Extract every line of the material below and reproduce each one word for word, in the same order.

▶ **Provided entries**:
▽

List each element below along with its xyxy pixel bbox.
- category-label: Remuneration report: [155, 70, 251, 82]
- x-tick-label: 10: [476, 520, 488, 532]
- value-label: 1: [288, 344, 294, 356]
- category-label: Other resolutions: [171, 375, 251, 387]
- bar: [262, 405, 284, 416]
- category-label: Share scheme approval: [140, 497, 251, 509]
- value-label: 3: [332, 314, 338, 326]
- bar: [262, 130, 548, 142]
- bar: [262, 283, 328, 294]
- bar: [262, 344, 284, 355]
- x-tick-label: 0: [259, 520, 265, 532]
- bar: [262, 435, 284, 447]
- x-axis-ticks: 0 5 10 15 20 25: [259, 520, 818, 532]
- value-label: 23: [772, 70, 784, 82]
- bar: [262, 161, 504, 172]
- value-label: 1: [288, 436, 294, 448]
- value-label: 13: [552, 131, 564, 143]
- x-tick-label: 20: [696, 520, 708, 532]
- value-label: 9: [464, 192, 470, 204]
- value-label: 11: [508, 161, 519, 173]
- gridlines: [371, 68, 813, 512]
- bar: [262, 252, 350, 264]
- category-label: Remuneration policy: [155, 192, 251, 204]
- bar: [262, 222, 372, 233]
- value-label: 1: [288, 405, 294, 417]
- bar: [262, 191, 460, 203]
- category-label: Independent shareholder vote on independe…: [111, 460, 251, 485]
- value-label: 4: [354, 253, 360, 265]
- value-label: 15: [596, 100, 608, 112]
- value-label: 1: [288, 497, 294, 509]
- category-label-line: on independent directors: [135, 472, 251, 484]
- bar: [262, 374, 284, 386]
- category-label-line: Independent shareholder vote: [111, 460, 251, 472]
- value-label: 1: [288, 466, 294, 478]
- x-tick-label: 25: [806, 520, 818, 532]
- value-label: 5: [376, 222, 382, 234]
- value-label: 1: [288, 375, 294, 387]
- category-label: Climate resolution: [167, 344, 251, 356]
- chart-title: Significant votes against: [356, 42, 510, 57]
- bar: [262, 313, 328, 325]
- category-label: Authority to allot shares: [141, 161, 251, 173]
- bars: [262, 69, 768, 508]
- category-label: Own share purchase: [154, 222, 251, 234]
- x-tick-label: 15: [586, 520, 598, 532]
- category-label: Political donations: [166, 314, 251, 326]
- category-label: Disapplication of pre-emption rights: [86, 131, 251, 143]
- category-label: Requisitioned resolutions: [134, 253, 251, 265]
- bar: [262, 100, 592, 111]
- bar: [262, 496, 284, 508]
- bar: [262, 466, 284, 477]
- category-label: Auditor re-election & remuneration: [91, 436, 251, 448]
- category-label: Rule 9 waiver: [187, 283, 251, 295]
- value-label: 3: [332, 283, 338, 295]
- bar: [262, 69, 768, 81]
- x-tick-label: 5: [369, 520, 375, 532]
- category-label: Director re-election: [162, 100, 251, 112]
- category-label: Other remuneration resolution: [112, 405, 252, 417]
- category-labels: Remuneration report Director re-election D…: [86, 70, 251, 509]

△

▶ **Complete answer**:
List each element below along with its xyxy pixel bbox.
- category-label: Remuneration report: [155, 70, 251, 82]
- x-tick-label: 10: [476, 520, 488, 532]
- value-label: 1: [288, 344, 294, 356]
- category-label: Other resolutions: [171, 375, 251, 387]
- bar: [262, 405, 284, 416]
- category-label: Share scheme approval: [140, 497, 251, 509]
- value-label: 3: [332, 314, 338, 326]
- bar: [262, 130, 548, 142]
- bar: [262, 283, 328, 294]
- bar: [262, 344, 284, 355]
- x-tick-label: 0: [259, 520, 265, 532]
- bar: [262, 435, 284, 447]
- x-axis-ticks: 0 5 10 15 20 25: [259, 520, 818, 532]
- value-label: 23: [772, 70, 784, 82]
- bar: [262, 161, 504, 172]
- value-label: 1: [288, 436, 294, 448]
- value-label: 13: [552, 131, 564, 143]
- x-tick-label: 20: [696, 520, 708, 532]
- value-label: 9: [464, 192, 470, 204]
- value-label: 11: [508, 161, 519, 173]
- gridlines: [371, 68, 813, 512]
- bar: [262, 252, 350, 264]
- category-label: Remuneration policy: [155, 192, 251, 204]
- bar: [262, 222, 372, 233]
- value-label: 1: [288, 405, 294, 417]
- bar: [262, 191, 460, 203]
- category-label: Independent shareholder vote on independe…: [111, 460, 251, 485]
- value-label: 4: [354, 253, 360, 265]
- value-label: 15: [596, 100, 608, 112]
- value-label: 1: [288, 497, 294, 509]
- category-label-line: on independent directors: [135, 472, 251, 484]
- bar: [262, 374, 284, 386]
- category-label-line: Independent shareholder vote: [111, 460, 251, 472]
- value-label: 1: [288, 466, 294, 478]
- x-tick-label: 25: [806, 520, 818, 532]
- value-label: 5: [376, 222, 382, 234]
- value-label: 1: [288, 375, 294, 387]
- category-label: Climate resolution: [167, 344, 251, 356]
- chart-title: Significant votes against: [356, 42, 510, 57]
- bar: [262, 313, 328, 325]
- category-label: Authority to allot shares: [141, 161, 251, 173]
- bars: [262, 69, 768, 508]
- category-label: Own share purchase: [154, 222, 251, 234]
- x-tick-label: 15: [586, 520, 598, 532]
- category-label: Political donations: [166, 314, 251, 326]
- category-label: Disapplication of pre-emption rights: [86, 131, 251, 143]
- category-label: Requisitioned resolutions: [134, 253, 251, 265]
- bar: [262, 100, 592, 111]
- bar: [262, 496, 284, 508]
- bar: [262, 466, 284, 477]
- category-label: Auditor re-election & remuneration: [91, 436, 251, 448]
- category-label: Rule 9 waiver: [187, 283, 251, 295]
- value-label: 3: [332, 283, 338, 295]
- bar: [262, 69, 768, 81]
- x-tick-label: 5: [369, 520, 375, 532]
- category-label: Director re-election: [162, 100, 251, 112]
- category-label: Other remuneration resolution: [112, 405, 252, 417]
- category-labels: Remuneration report Director re-election D…: [86, 70, 251, 509]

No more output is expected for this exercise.